[BEGIN Data extract]
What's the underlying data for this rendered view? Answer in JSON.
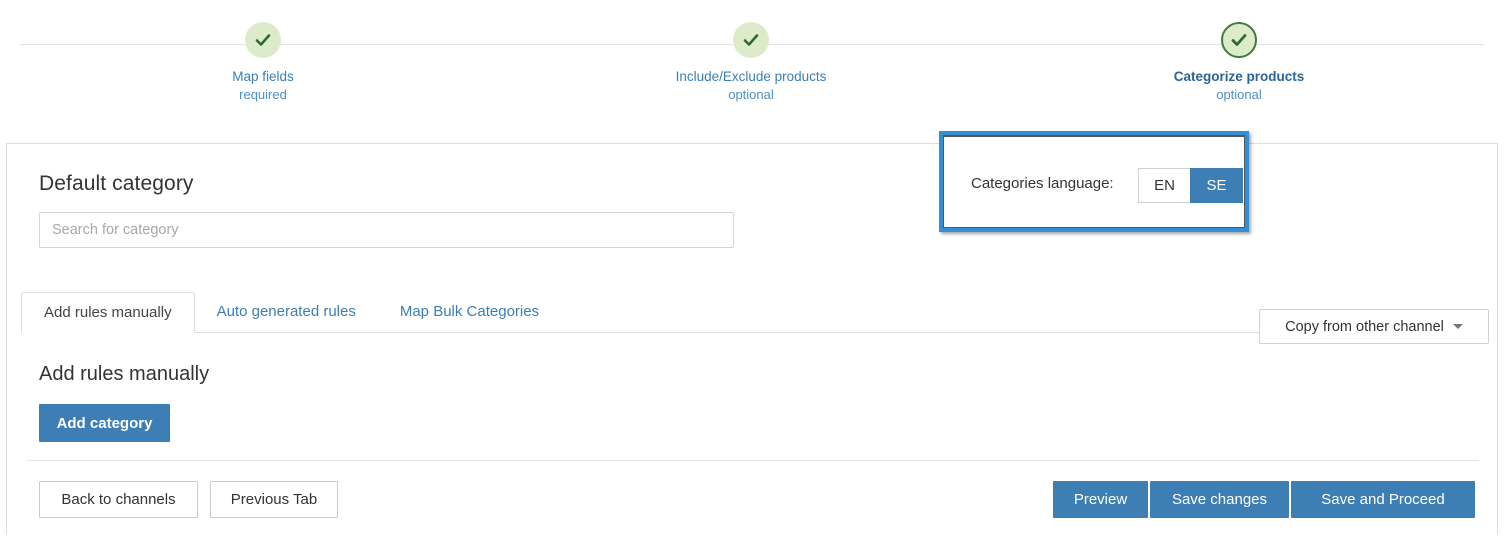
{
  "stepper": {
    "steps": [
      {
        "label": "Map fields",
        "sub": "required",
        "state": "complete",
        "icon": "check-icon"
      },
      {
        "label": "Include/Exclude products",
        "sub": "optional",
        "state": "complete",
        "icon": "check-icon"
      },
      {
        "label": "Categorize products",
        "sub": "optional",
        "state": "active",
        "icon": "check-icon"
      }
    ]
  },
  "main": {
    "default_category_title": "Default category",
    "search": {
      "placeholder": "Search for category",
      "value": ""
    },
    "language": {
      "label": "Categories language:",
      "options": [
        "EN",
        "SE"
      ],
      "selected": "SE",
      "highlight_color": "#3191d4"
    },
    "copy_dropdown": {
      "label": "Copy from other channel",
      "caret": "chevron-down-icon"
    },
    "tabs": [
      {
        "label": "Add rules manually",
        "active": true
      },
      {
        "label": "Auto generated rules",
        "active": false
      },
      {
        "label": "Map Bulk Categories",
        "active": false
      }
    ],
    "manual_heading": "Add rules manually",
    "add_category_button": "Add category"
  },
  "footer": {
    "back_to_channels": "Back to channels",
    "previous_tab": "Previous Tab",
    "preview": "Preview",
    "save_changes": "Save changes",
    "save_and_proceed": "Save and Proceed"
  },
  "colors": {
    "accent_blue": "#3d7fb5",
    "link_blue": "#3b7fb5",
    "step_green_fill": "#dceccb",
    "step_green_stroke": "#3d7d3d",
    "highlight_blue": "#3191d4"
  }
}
[END Data extract]
[BEGIN Data extract]
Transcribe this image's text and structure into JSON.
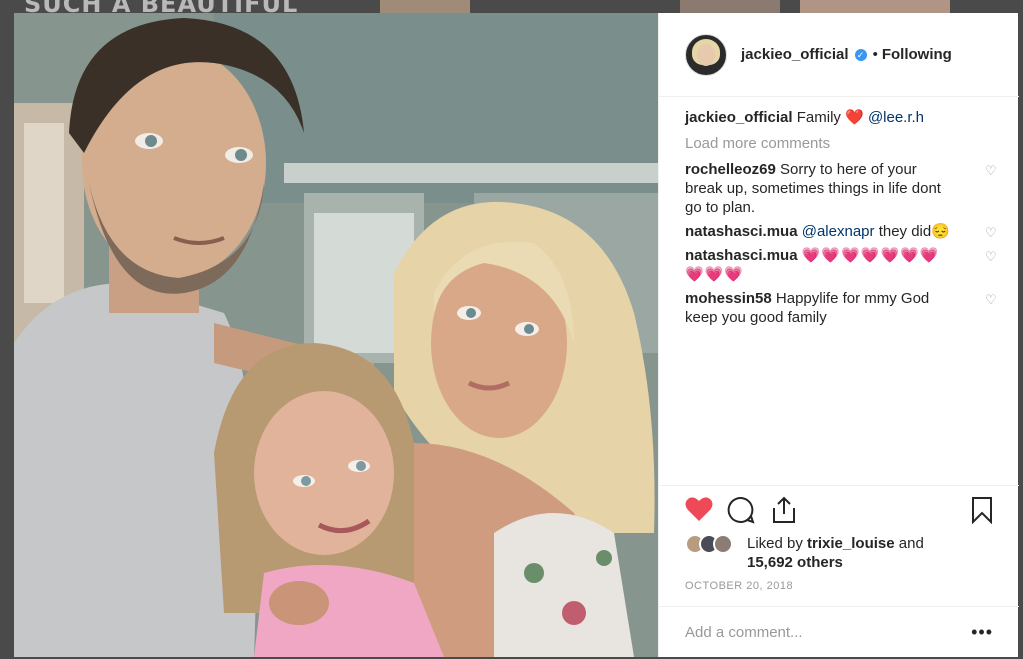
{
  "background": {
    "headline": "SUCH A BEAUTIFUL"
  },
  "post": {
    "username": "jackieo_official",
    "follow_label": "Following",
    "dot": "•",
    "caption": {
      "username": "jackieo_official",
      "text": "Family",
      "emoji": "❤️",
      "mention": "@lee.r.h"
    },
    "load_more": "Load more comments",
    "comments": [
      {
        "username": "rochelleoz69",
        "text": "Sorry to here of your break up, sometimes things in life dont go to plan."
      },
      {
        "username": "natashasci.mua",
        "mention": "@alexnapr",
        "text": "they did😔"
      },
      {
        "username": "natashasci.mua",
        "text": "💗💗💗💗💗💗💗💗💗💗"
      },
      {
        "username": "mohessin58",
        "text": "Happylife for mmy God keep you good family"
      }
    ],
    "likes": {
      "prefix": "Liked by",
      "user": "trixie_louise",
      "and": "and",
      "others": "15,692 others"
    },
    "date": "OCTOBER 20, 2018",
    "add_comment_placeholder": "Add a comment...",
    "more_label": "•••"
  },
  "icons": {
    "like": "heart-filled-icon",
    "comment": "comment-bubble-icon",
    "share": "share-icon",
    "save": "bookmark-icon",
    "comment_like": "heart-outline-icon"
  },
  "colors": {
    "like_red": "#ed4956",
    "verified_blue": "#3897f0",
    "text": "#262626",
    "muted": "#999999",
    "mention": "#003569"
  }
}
[END Data extract]
■ Problem statement: Each line that contains the string "rules" counts once; say how many there are and nothing else.

■ Task response: 3